**Things to do**
[a] Answer these questions about the notes on topology in Euclidean spaces below:
(i) What are the names of the three properties an inner product must satisfy?
(ii) According to the notes, what do symmetry and linearity together make?
(iii) How is the norm of a vector v defined from an inner product?
[b] Resume the notes on topology in Euclidean spaces below after their final line.

>> BEGIN Document segment

Basic Topology in Euclidean Spaces

Inner Product

Def: Inner Product

If $V$ is a vector space, an inner product on $V$ is a map $⟨ \cdot, \cdot ⟩ : V \times V \to R$ such that:

Symmetry $\forall x, y \in V$ $⟨ x, y ⟩ = ⟨ y, x ⟩$
Linearity $\forall x, y, z \in V, c \in R,$ $⟨ x + c y, z ⟩ = ⟨ x, z ⟩ + c ⟨ y, z ⟩$
Positive Definite $\forall x \in V,$ $⟨ x, x ⟩ \geq 0$ , $⟨ x, x ⟩ = 0 ⟺ x = 0$

symmetry + linearity = bilinear

interesting example $⟨ f, g ⟩ = \int_{0}^{1} f (x) g (x) d x$

Cauchy-Schwarz Inequaltiy

Thm: Cauchy-Schwarz

If V is an inner product space then $\forall x, y \in$ V, $⟨ x, y ⟩^{2} \leq ⟨ x, x ⟩ ⟨ y, y ⟩$

pf: let $p = \frac{⟨ x, y ⟩}{⟨ x, x ⟩}$

$0 \leq ⟨ y - p x, y - p x ⟩ = ⟨ y, y - p x ⟩ + ⟨ - p x, y - p x ⟩ = ⟨ y, y ⟩ - 2 p ⟨ x, y ⟩ + p^{2} ⟨ x, x ⟩$

$= ⟨ y, y ⟩ - \frac{⟨ x, y ⟩^{2}}{⟨ x, x ⟩}$

$⟹ \frac{⟨ x, y ⟩^{2}}{⟨ x, x ⟩} \leq ⟨ y, y ⟩$ $⟹ ⟨ x, y ⟩^{2} \leq ⟨ y, y ⟩ ⟨ x, x ⟩$

Norm

Given a vector space V, a norm on V is a function $| | \cdot | |$ : V $\to R$ such that:

Non-degenerate $| | x | | \geq 0 \forall x \in V$ and $| | x | | = 0 ⟺ x = 0$
Homogeneity $| | α x | | = | α | | | x | |$ $\forall α \in R, x \in V$
Triangle Inequality $| | x + y | | \leq | | x | | + | | y | |, \forall x, y \in V$

Thm: Inner Product space to Normed Space

If (V, $⟨ \cdot, \cdot ⟩$ ) is an inner-product space, then defining $| | \cdot | | : V \to R$ as $| | v | | = \sqrt{⟨ v, v ⟩}$ gives a norm making (V, $| | \cdot | |$ ) into a normed vector space

*Not all normed vector spaces have an inner product space

Def: Normal

$| | v | | = 1$

Def: Euclidean Distance

Let $| | \cdot | | : R^{d} \to [0, \infty]$ be the Euclidean norm. Euclidean distance $d (u, w)$ is:

\begin{matrix} | | v - w | | \\ d ([\begin{matrix} x \\ y \\ z \end{matrix}] - [\begin{matrix} a \\ b \\ c \end{matrix}]) = \sqrt{(x - a)^{2} + (y - b)^{2} + (c - z)^{2}} \end{matrix}

Distance Inequality $d (v, z) \leq d (v, w) + d (w, z)$

Def: Real Open Ball

Let $x_{0} \in R^{d}$ . An open ball centred at $x_{0}$ with radius $r > 0$ is defined as:

B_{r} (x_{0}) = {x \in R^{d} : | | x - x_{o} | | < r}

Open and Closed Sets

Def: Interior Points of Real Subsets

Consider $S \subseteq R^{d}$ . $x \in S$ is an interior if $\exists r > 0$ such that $B_{r} (x_{o}) \subset S$

Def: Interior of a Real Set

Let $S \in R^{d}$ . The interior of S is the set of all interior points in $S$ is denoted by $S^{o}$ .

>> END Document segment
>> BEGIN Supplied records

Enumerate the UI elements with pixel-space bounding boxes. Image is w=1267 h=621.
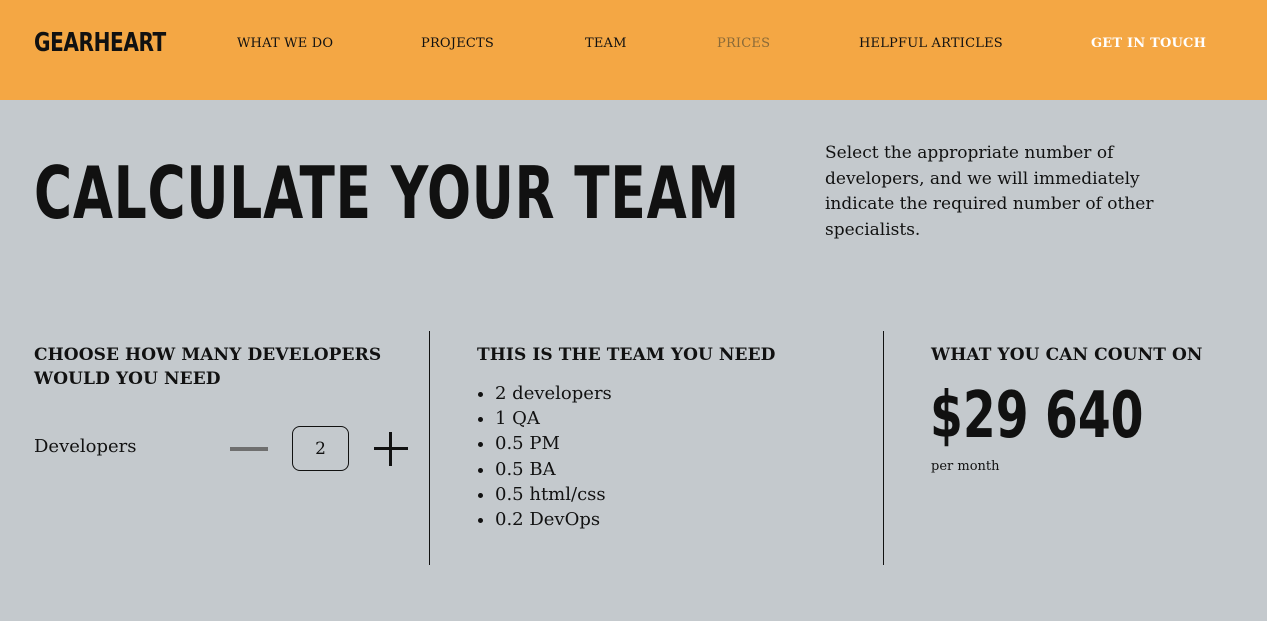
nav-team[interactable]: TEAM [585,36,627,51]
team-heading: THIS IS THE TEAM YOU NEED [477,345,776,365]
team-list-item: 1 QA [495,406,612,431]
nav-prices[interactable]: PRICES [717,36,770,51]
team-list-item: 0.5 html/css [495,482,612,507]
developers-count-value: 2 [315,438,326,459]
decrement-button[interactable] [228,440,270,458]
nav-projects[interactable]: PROJECTS [421,36,494,51]
increment-button[interactable] [372,430,410,468]
team-list-item: 0.2 DevOps [495,507,612,532]
developers-count-input[interactable]: 2 [292,426,349,471]
team-list-item: 0.5 PM [495,431,612,456]
developers-label: Developers [34,436,137,457]
price-period: per month [931,459,1000,474]
price-value: $29 640 [930,379,1144,453]
team-list: 2 developers 1 QA 0.5 PM 0.5 BA 0.5 html… [477,381,612,532]
team-list-item: 0.5 BA [495,457,612,482]
hero-description: Select the appropriate number of develop… [825,143,1154,240]
column-divider [883,331,884,565]
count-on-heading: WHAT YOU CAN COUNT ON [931,345,1203,365]
page-title: CALCULATE YOUR TEAM [34,151,740,235]
choose-developers-heading: CHOOSE HOW MANY DEVELOPERS WOULD YOU NEE… [34,345,382,389]
logo[interactable]: GEARHEART [34,28,166,58]
nav-what-we-do[interactable]: WHAT WE DO [237,36,333,51]
team-list-item: 2 developers [495,381,612,406]
site-header: GEARHEART WHAT WE DO PROJECTS TEAM PRICE… [0,0,1267,100]
column-divider [429,331,430,565]
get-in-touch-link[interactable]: GET IN TOUCH [1091,36,1206,51]
nav-helpful-articles[interactable]: HELPFUL ARTICLES [859,36,1003,51]
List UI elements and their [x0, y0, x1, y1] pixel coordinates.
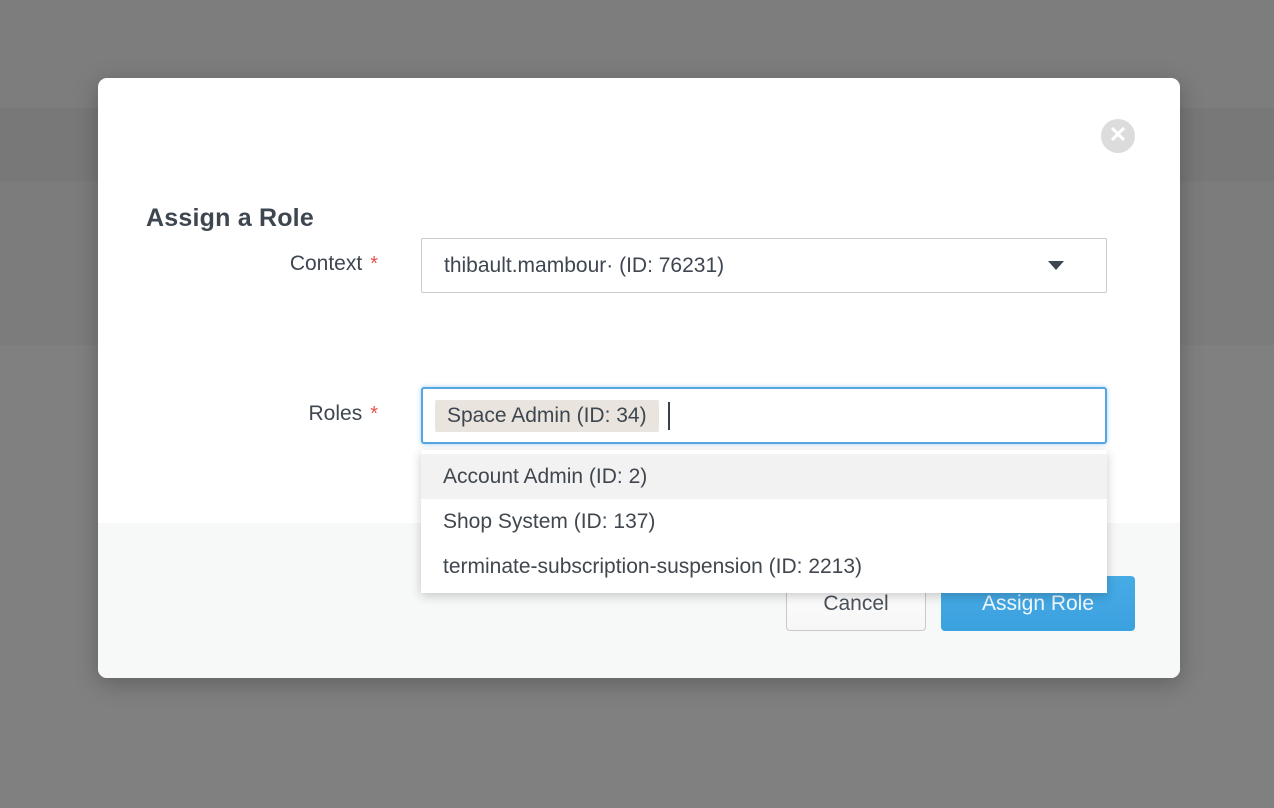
roles-label: Roles * [138, 402, 378, 426]
context-select-value: thibault.mambour· (ID: 76231) [444, 254, 1048, 278]
close-button[interactable]: ✕ [1101, 119, 1135, 153]
context-label-text: Context [290, 252, 362, 275]
roles-multiselect-input[interactable]: Space Admin (ID: 34) [421, 387, 1107, 444]
role-option-account-admin[interactable]: Account Admin (ID: 2) [421, 454, 1107, 499]
context-label: Context * [138, 252, 378, 276]
roles-options-dropdown: Account Admin (ID: 2) Shop System (ID: 1… [421, 450, 1107, 593]
close-icon: ✕ [1109, 124, 1127, 146]
selected-role-tag[interactable]: Space Admin (ID: 34) [435, 400, 659, 432]
roles-label-text: Roles [309, 402, 363, 425]
role-option-terminate-subscription-suspension[interactable]: terminate-subscription-suspension (ID: 2… [421, 544, 1107, 589]
roles-required-asterisk: * [370, 403, 378, 425]
chevron-down-icon [1048, 261, 1064, 270]
context-select[interactable]: thibault.mambour· (ID: 76231) [421, 238, 1107, 293]
modal-title: Assign a Role [146, 204, 314, 233]
assign-role-modal: Assign a Role ✕ Context * thibault.mambou… [98, 78, 1180, 678]
context-required-asterisk: * [370, 253, 378, 275]
role-option-shop-system[interactable]: Shop System (ID: 137) [421, 499, 1107, 544]
text-cursor [668, 402, 670, 430]
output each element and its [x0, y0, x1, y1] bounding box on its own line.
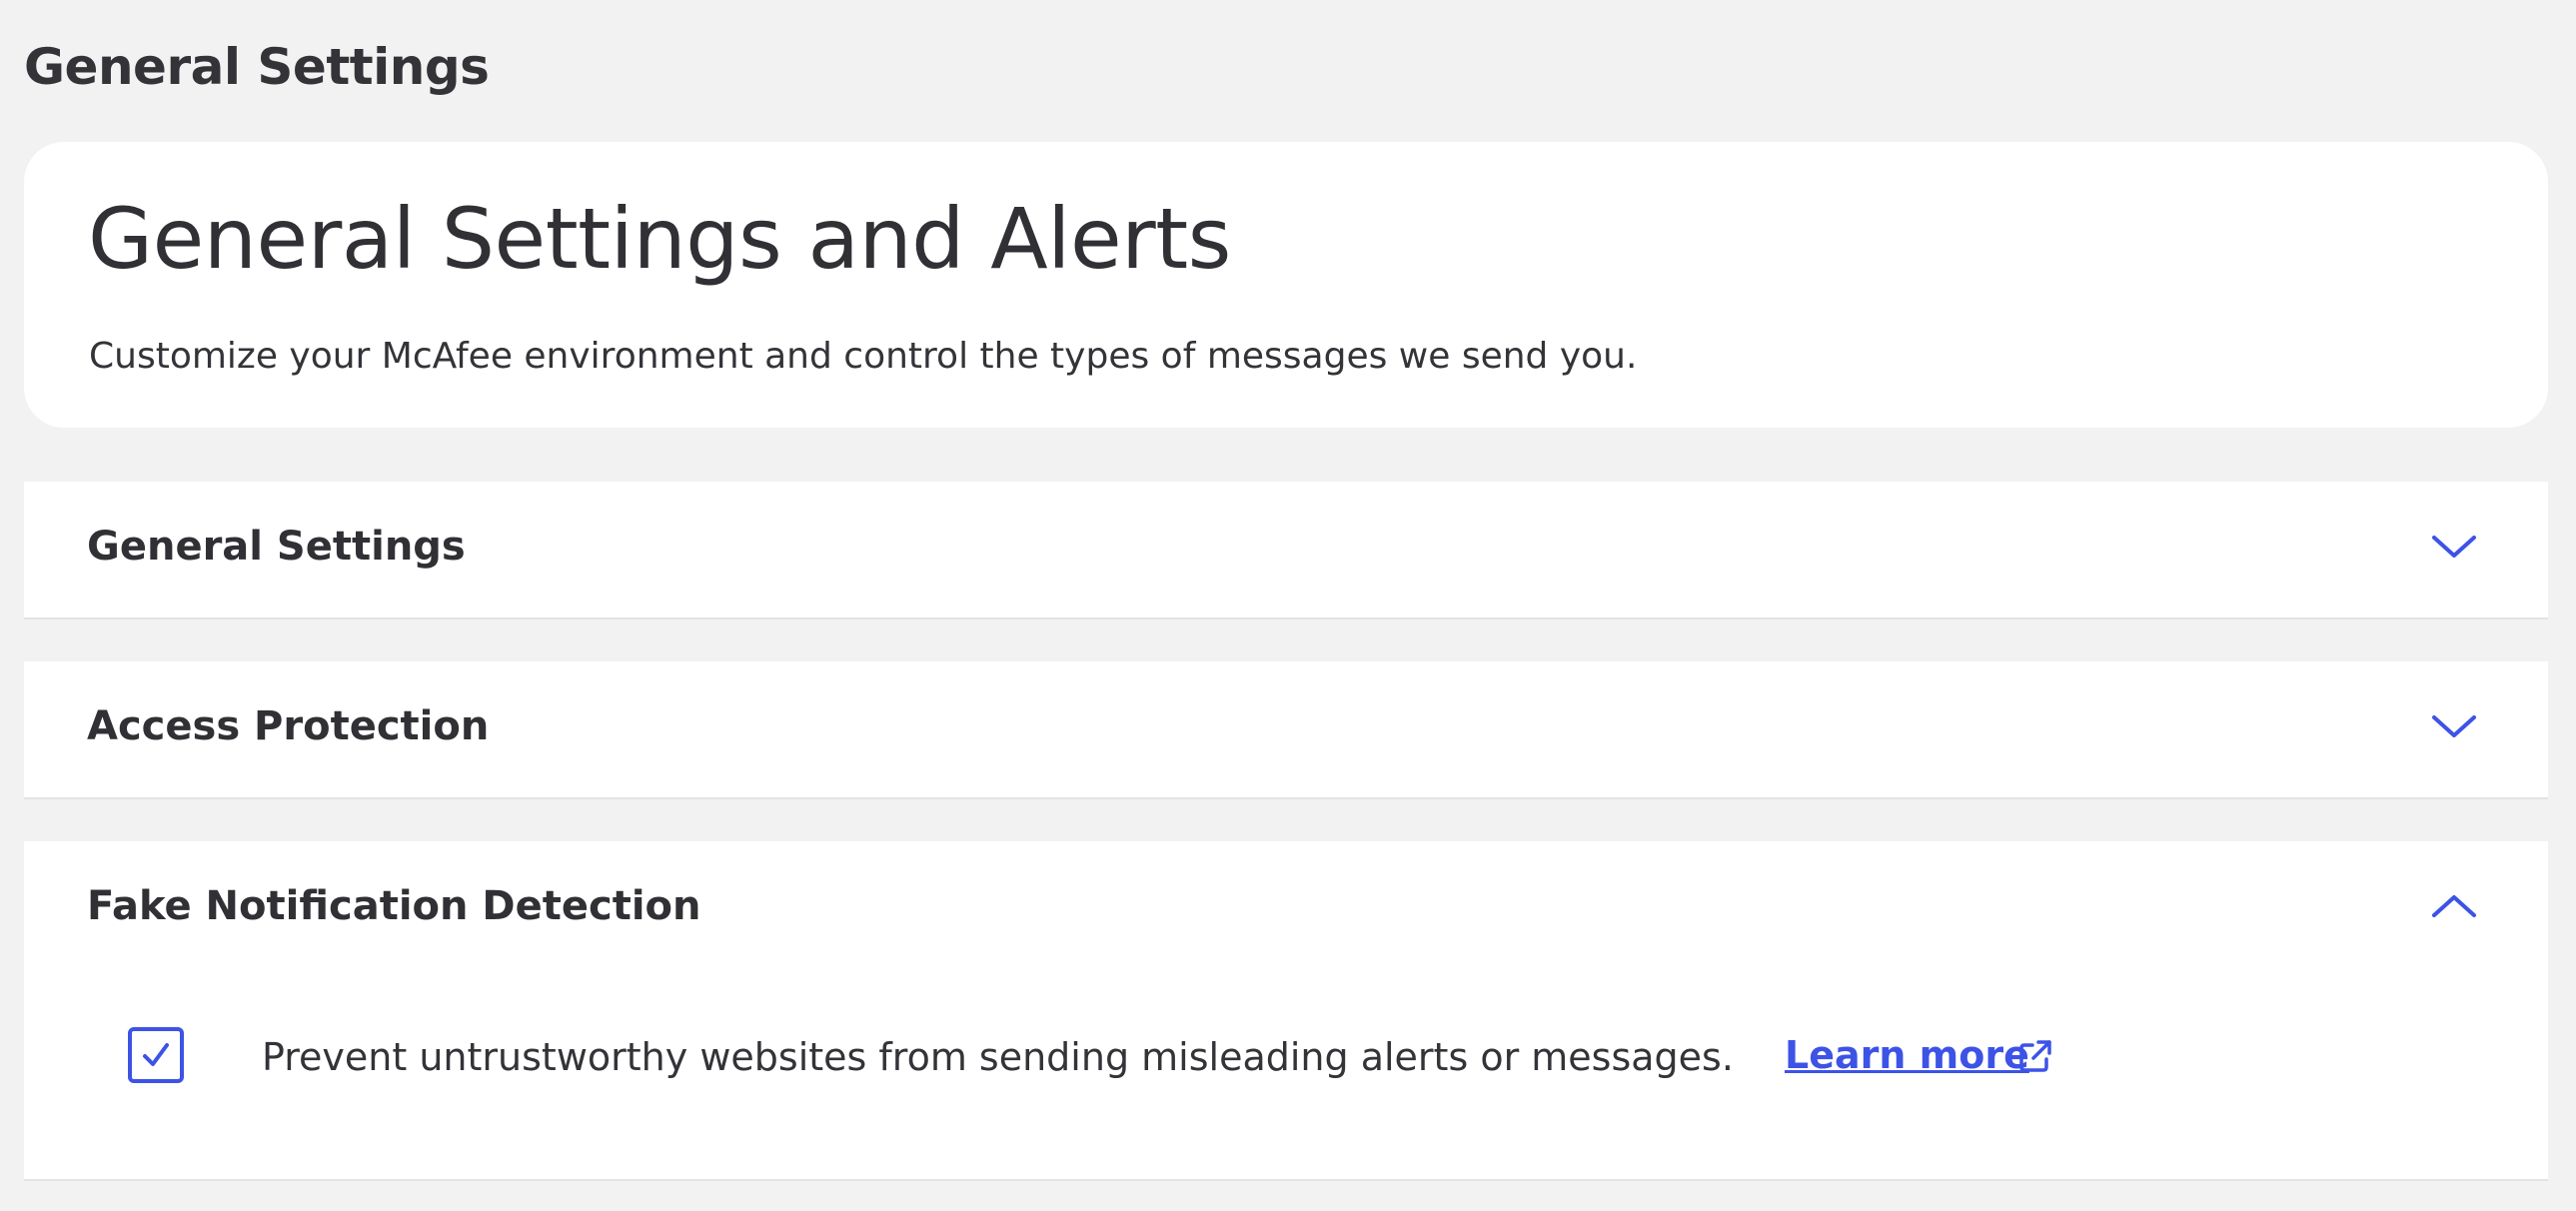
section-fake-notification-detection-header[interactable]: Fake Notification Detection [24, 841, 2548, 975]
page-title: General Settings [24, 38, 490, 96]
chevron-down-icon[interactable] [2430, 532, 2478, 562]
section-general-settings: General Settings [24, 482, 2548, 619]
hero-title: General Settings and Alerts [88, 190, 1231, 288]
hero-subtitle: Customize your McAfee environment and co… [89, 336, 1638, 377]
option-label: Prevent untrustworthy websites from send… [262, 1035, 1734, 1079]
section-access-protection: Access Protection [24, 661, 2548, 799]
section-fake-notification-detection-title: Fake Notification Detection [87, 883, 701, 929]
chevron-down-icon[interactable] [2430, 711, 2478, 741]
prevent-misleading-alerts-checkbox[interactable] [128, 1027, 184, 1083]
section-general-settings-header[interactable]: General Settings [24, 482, 2548, 615]
section-fake-notification-detection: Fake Notification Detection Prevent untr… [24, 841, 2548, 1181]
section-general-settings-title: General Settings [87, 524, 466, 570]
learn-more-link[interactable]: Learn more [1785, 1033, 2029, 1077]
chevron-up-icon[interactable] [2430, 891, 2478, 921]
section-access-protection-title: Access Protection [87, 703, 490, 749]
section-access-protection-header[interactable]: Access Protection [24, 661, 2548, 795]
checkmark-icon [143, 1043, 169, 1066]
fake-notification-option: Prevent untrustworthy websites from send… [128, 1027, 2426, 1091]
external-link-icon[interactable] [2016, 1037, 2054, 1075]
hero-card: General Settings and Alerts Customize yo… [24, 142, 2548, 428]
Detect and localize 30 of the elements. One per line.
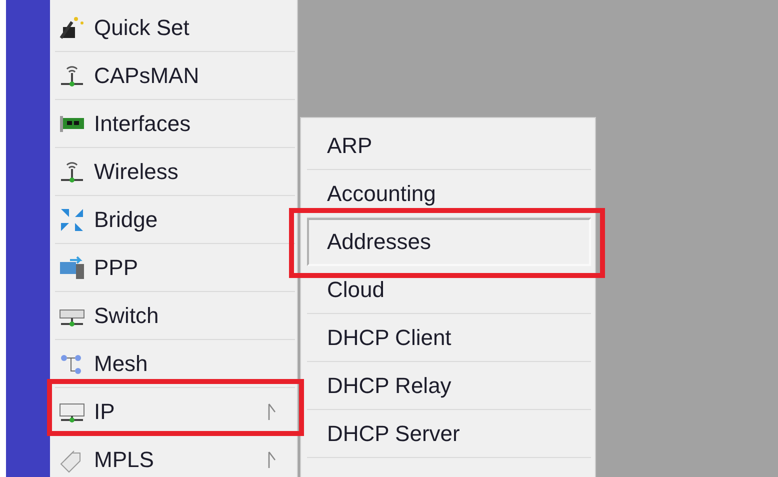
menu-item[interactable]: Interfaces: [55, 100, 295, 148]
menu-label: Wireless: [94, 158, 178, 184]
menu-label: MPLS: [94, 446, 154, 472]
menu-label: Bridge: [94, 206, 158, 232]
menu-label: PPP: [94, 254, 138, 280]
submenu-item[interactable]: DHCP Relay: [307, 362, 591, 410]
submenu-item[interactable]: ARP: [307, 122, 591, 170]
menu-label: Mesh: [94, 350, 148, 376]
menu-item[interactable]: Mesh: [55, 340, 295, 388]
menu-label: IP: [94, 398, 115, 424]
submenu-item[interactable]: Addresses: [307, 218, 591, 266]
submenu-arrow-icon: [267, 450, 277, 470]
menu-label: Interfaces: [94, 110, 191, 136]
submenu-arrow-icon: [267, 402, 277, 422]
menu-label: Quick Set: [94, 14, 190, 40]
menu-item[interactable]: MPLS: [55, 436, 295, 477]
menu-item[interactable]: Wireless: [55, 148, 295, 196]
menu-label: CAPsMAN: [94, 62, 200, 88]
submenu-item[interactable]: Cloud: [307, 266, 591, 314]
menu-label: Switch: [94, 302, 159, 328]
submenu-item[interactable]: DHCP Server: [307, 410, 591, 458]
menu-item[interactable]: Switch: [55, 292, 295, 340]
menu-item[interactable]: Quick Set: [55, 4, 295, 52]
menu-item[interactable]: PPP: [55, 244, 295, 292]
menu-item[interactable]: IP: [55, 388, 295, 436]
computer-icon: [58, 254, 86, 282]
menu-item[interactable]: Bridge: [55, 196, 295, 244]
submenu-item[interactable]: DHCP Client: [307, 314, 591, 362]
menu-item[interactable]: CAPsMAN: [55, 52, 295, 100]
submenu-item[interactable]: Accounting: [307, 170, 591, 218]
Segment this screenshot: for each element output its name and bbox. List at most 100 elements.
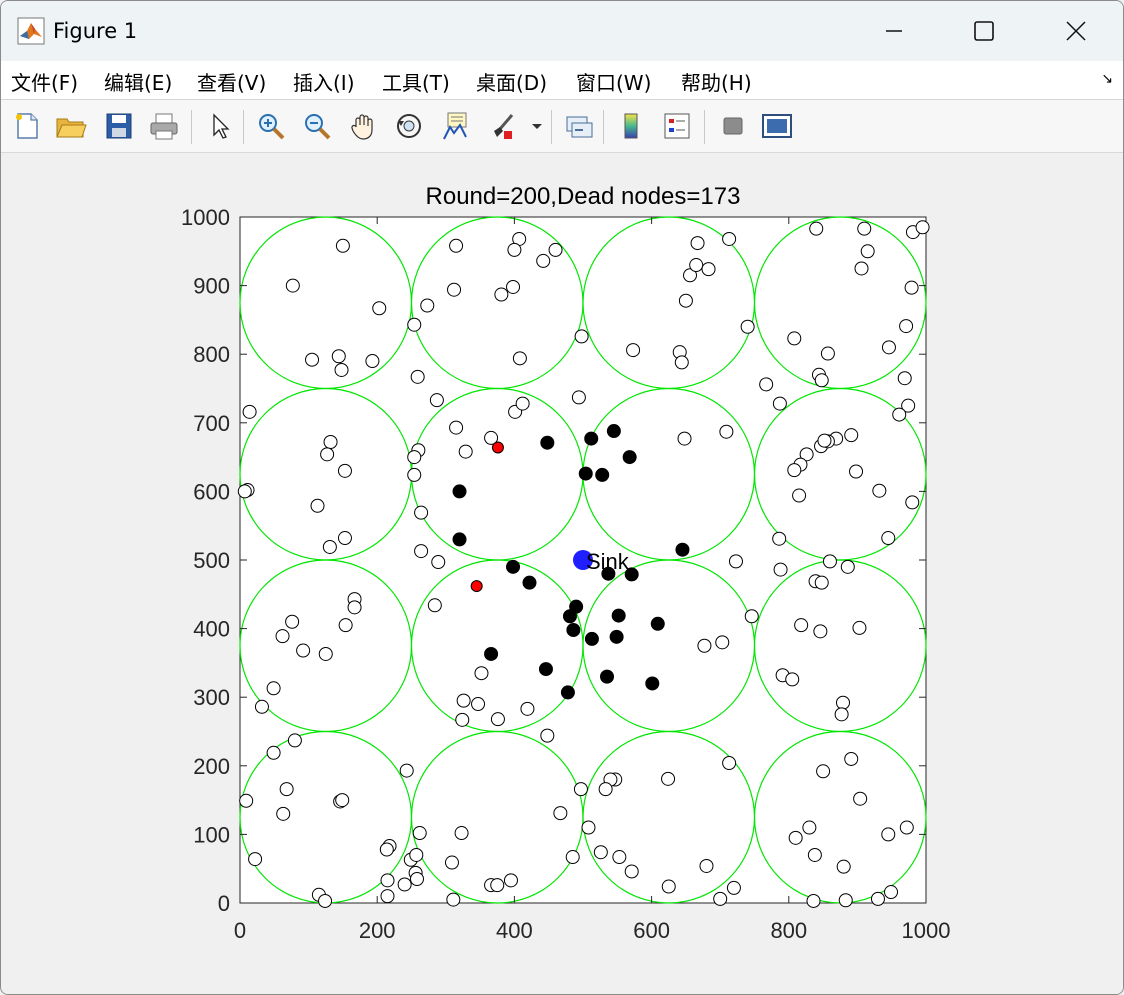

>> END Supplied records

**In response**
[a]
(i) Symmetry, Linearity, and Positive Definite.
(ii) Bilinear.
(iii) $||v|| = \sqrt{⟨ v, v ⟩}$

[b]
Def: Open Set

A subset $N \subseteq R^{d}$ is open if $N^{o} = N$ . All points in $N$ are interior points.

Def: Boundary points of a set

Let $S \subset R^{d}$ . A point $x \in R^{d}$ is a boundary point of $S$ if
$\forall r > 0, B_{r (x)} \cap S \neq \emptyset$ and $B_{r} (x) \cap S^{c} \neq \emptyset$ .
The set of all boundary points is denoted by: $\partial S$

Def: Closed Subset

A subset $F \subseteq R^{d}$ is called closed:

if $F^{c}$ is open
if the limit of every convergent sequence $x_{n} \in F$ is contained in $F$ .
if $\bar{F} = F$ (see: closure)

Def: Convergent Sequence

$x_{n} \in R^{d}$ converges to $ℓ \in R^{d}$ if:

\forall ε > 0, \exists N \in N such that n > N ⟹ | | x_{n} - ℓ | | < ϵ

Def: Closure of a set

Let $A \subset R^{d}$ . The closure of $A$ is denoted as $\bar{A}$ and $\bar{A} = A \cup \partial A$ .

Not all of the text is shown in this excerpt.